### 読む文章
--*--
片山国務大臣 この審議会の性格あるいは勧告に至るまでの手続等は佐藤委員の言われたとおりでございまして、仕組みやこういう結果については、立法府で決めたといったら決めた、私もそう思います。そういう意味では、これは政府としては尊重するのが当然でございますし、立法府でもそういうことを念頭に置いていただく必要があるんではなかろうか、こういうふうに思っております。
佐藤(観)委員 それと、今、片山大臣も市町村合併について、市町村合併特例法を設け、あれは片山さんの時代だったかその前の大臣の時代だったか、いずれにしろ、前の大臣のときでしたか、十七年の三月までに各議会で合併を承認したものについては特例が設けられている。したがって、平成十七年の三月になりましたときには、三千三百余ございます市町村は、今いろいろと協議になっているのは三分の二、約二千が協議の対象、協議を始めているということのようでありますが、それが全部完成するかどうか、かなり時間が迫ってきておりますから、その結論はわかりませんが、いずれにしろ、新しい形の地方自治体が、最終的に幾つになるかわかりませんが、平成十七年三月にはできるわけであります。
--*--
### 手元の一覧

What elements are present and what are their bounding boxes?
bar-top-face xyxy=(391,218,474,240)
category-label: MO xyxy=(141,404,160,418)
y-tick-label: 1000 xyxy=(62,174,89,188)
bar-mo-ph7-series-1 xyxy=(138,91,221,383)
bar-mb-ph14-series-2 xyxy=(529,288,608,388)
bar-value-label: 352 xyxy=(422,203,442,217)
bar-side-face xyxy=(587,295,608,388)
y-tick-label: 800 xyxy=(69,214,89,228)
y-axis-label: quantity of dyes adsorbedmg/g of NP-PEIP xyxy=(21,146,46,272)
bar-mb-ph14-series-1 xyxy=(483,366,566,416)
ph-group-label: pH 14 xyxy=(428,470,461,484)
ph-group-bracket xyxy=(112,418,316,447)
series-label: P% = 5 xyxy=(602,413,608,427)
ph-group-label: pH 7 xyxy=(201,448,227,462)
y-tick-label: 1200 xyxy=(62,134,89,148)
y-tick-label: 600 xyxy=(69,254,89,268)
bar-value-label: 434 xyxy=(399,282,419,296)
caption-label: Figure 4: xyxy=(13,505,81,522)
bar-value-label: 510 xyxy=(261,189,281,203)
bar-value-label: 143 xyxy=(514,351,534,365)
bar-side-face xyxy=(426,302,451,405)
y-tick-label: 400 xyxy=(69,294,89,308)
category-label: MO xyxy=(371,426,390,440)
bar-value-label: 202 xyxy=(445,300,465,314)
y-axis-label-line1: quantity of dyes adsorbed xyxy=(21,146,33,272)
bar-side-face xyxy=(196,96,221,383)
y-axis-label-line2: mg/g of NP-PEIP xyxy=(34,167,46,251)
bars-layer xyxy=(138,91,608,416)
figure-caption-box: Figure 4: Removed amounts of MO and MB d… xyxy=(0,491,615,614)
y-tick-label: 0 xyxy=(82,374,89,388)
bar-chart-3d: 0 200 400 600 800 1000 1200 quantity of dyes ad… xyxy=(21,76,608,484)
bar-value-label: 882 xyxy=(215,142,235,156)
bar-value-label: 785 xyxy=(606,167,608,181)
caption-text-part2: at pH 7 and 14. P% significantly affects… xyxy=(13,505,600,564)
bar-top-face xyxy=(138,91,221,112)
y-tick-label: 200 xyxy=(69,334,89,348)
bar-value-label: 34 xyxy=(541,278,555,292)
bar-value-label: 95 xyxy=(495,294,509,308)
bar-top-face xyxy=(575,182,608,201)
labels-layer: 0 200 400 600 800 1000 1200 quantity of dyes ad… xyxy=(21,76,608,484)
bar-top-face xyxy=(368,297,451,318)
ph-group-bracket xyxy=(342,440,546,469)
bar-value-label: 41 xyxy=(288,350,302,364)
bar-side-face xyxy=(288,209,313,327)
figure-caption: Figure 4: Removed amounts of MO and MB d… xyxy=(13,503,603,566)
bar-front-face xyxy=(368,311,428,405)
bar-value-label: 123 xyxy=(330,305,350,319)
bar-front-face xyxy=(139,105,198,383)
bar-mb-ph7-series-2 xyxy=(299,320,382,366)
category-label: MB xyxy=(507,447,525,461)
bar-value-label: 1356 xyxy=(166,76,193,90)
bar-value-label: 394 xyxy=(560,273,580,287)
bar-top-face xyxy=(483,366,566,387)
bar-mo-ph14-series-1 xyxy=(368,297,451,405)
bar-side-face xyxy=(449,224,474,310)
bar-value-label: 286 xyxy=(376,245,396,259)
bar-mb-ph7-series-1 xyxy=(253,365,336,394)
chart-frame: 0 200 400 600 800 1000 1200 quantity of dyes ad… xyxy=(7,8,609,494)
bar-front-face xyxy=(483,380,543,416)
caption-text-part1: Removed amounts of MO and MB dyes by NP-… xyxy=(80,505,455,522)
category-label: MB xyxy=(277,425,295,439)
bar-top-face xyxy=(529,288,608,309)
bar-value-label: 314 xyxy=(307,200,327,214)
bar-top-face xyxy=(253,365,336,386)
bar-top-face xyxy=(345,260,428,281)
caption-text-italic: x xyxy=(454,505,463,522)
--*--
### やること
市町村合併についての国会の質疑を、最後の文のあとから書き足してください。

### できあがり
 そして、次の国勢調査、これは簡易調査と言っておりますが、十七年の十月に行われるわけですね。これは簡易調査であります。区画定審議会法の第四条の二項には、「前項の規定にかかわらず、審議会は、各選挙区の人口の著しい不均衡その他特別の事情があると認めるときは、第二条の規定による勧告を行うことができる。」ということになっておりまして、必ずしも十年に一遍ではなくて、この第四条の第二項は、市町村合併なり、あるいは何か特別なその他の事情があったときには勧告をすることができる、それは自主的に区画定審議会が勧告することができるというふうに理解をしておるわけでございます。
 恐らく、片山総務大臣がハッパをかければ次の市町村合併というのはかなり進むであろうということを考えますと、平成十七年の十月にいわば公表されるわけであります。それからまた作業を始めるということでございますので、やはり大きく変わる状況ではないかというふうに考え、それまで片山総務大臣がいらっしゃるかどうかは別にいたしましても、これはいわば自主的に画定審議会が動き出すことでありますから、総務大臣にお伺いするのもいかがかと思いますけれども、国会議員の一人として、責任ある立場にある総務大臣としては、私はこの平成十七年の簡易調査をもってしても不均衡の是正はすべきであるというふうに考えておりますが、いかがでございますか。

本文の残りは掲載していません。